### EXERCISE MATERIAL

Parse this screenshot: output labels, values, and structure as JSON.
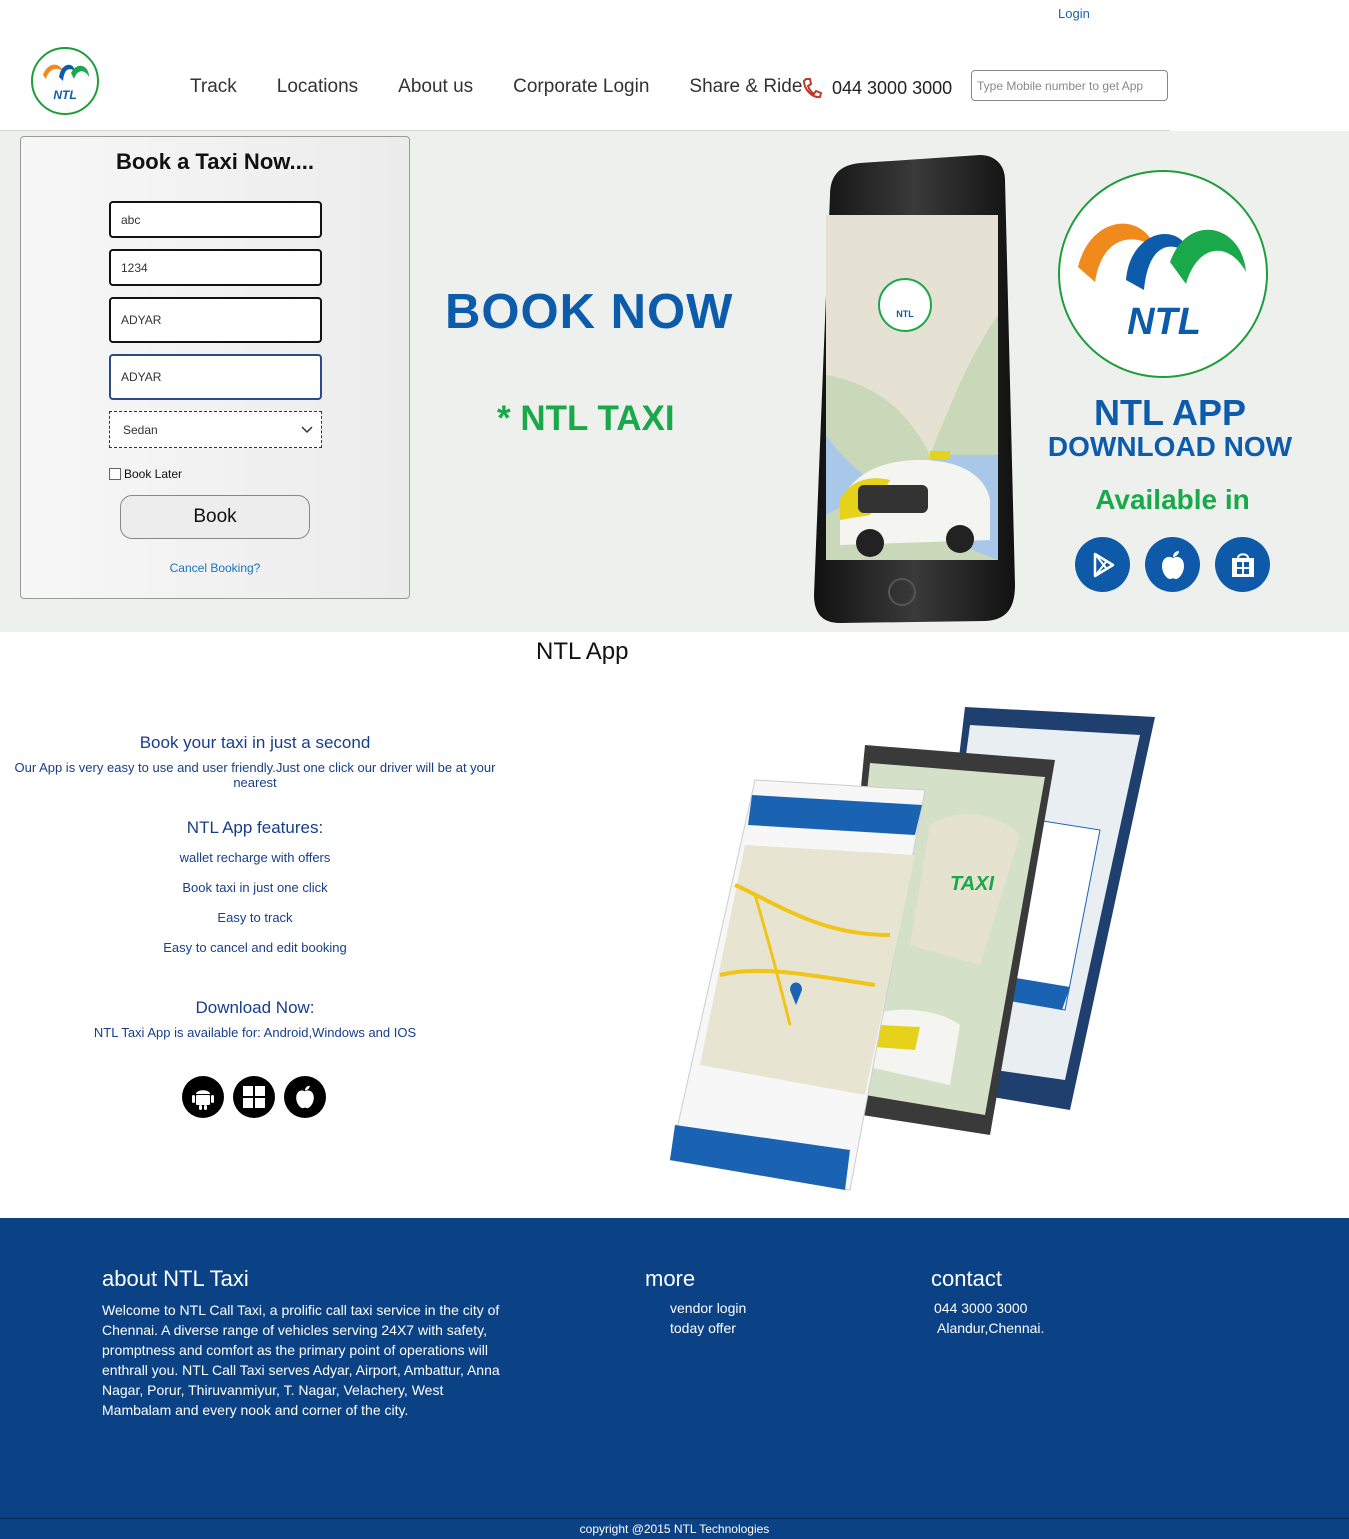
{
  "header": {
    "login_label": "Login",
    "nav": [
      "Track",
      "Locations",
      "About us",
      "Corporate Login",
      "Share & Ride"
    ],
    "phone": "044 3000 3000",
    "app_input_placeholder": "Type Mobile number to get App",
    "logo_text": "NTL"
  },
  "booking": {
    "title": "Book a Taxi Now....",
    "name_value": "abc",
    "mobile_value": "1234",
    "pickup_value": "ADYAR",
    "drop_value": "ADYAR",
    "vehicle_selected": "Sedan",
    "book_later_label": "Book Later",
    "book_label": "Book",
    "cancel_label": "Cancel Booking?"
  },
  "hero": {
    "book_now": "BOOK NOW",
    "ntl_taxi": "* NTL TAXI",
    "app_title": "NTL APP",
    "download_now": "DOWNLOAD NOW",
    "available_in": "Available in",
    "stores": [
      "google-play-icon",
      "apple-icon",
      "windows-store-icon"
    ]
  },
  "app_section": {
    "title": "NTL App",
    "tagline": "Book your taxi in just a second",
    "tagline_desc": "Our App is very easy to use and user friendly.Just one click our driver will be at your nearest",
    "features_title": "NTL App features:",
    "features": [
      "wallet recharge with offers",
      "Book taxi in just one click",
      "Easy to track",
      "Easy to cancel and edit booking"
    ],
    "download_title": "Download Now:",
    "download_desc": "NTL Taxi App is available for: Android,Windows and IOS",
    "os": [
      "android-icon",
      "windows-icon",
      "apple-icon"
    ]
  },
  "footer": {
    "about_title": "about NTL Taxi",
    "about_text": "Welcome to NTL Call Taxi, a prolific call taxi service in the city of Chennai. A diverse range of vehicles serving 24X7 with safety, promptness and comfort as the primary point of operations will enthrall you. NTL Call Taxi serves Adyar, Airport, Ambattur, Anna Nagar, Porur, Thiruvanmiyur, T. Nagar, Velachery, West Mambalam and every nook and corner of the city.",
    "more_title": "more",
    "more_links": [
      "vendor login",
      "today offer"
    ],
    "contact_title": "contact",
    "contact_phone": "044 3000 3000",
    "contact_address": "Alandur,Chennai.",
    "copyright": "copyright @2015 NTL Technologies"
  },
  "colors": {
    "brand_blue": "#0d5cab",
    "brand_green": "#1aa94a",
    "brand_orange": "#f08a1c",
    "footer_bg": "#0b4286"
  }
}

######

Copy every record above exactly as written, but leave out the pictures.

TASK OUTPUT:
Parse this screenshot: output labels, values, and structure as JSON.
{
  "header": {
    "login_label": "Login",
    "nav": [
      "Track",
      "Locations",
      "About us",
      "Corporate Login",
      "Share & Ride"
    ],
    "phone": "044 3000 3000",
    "app_input_placeholder": "Type Mobile number to get App",
    "logo_text": "NTL"
  },
  "booking": {
    "title": "Book a Taxi Now....",
    "name_value": "abc",
    "mobile_value": "1234",
    "pickup_value": "ADYAR",
    "drop_value": "ADYAR",
    "vehicle_selected": "Sedan",
    "book_later_label": "Book Later",
    "book_label": "Book",
    "cancel_label": "Cancel Booking?"
  },
  "hero": {
    "book_now": "BOOK NOW",
    "ntl_taxi": "* NTL TAXI",
    "app_title": "NTL APP",
    "download_now": "DOWNLOAD NOW",
    "available_in": "Available in",
    "stores": [
      "google-play-icon",
      "apple-icon",
      "windows-store-icon"
    ]
  },
  "app_section": {
    "title": "NTL App",
    "tagline": "Book your taxi in just a second",
    "tagline_desc": "Our App is very easy to use and user friendly.Just one click our driver will be at your nearest",
    "features_title": "NTL App features:",
    "features": [
      "wallet recharge with offers",
      "Book taxi in just one click",
      "Easy to track",
      "Easy to cancel and edit booking"
    ],
    "download_title": "Download Now:",
    "download_desc": "NTL Taxi App is available for: Android,Windows and IOS",
    "os": [
      "android-icon",
      "windows-icon",
      "apple-icon"
    ]
  },
  "footer": {
    "about_title": "about NTL Taxi",
    "about_text": "Welcome to NTL Call Taxi, a prolific call taxi service in the city of Chennai. A diverse range of vehicles serving 24X7 with safety, promptness and comfort as the primary point of operations will enthrall you. NTL Call Taxi serves Adyar, Airport, Ambattur, Anna Nagar, Porur, Thiruvanmiyur, T. Nagar, Velachery, West Mambalam and every nook and corner of the city.",
    "more_title": "more",
    "more_links": [
      "vendor login",
      "today offer"
    ],
    "contact_title": "contact",
    "contact_phone": "044 3000 3000",
    "contact_address": "Alandur,Chennai.",
    "copyright": "copyright @2015 NTL Technologies"
  },
  "colors": {
    "brand_blue": "#0d5cab",
    "brand_green": "#1aa94a",
    "brand_orange": "#f08a1c",
    "footer_bg": "#0b4286"
  }
}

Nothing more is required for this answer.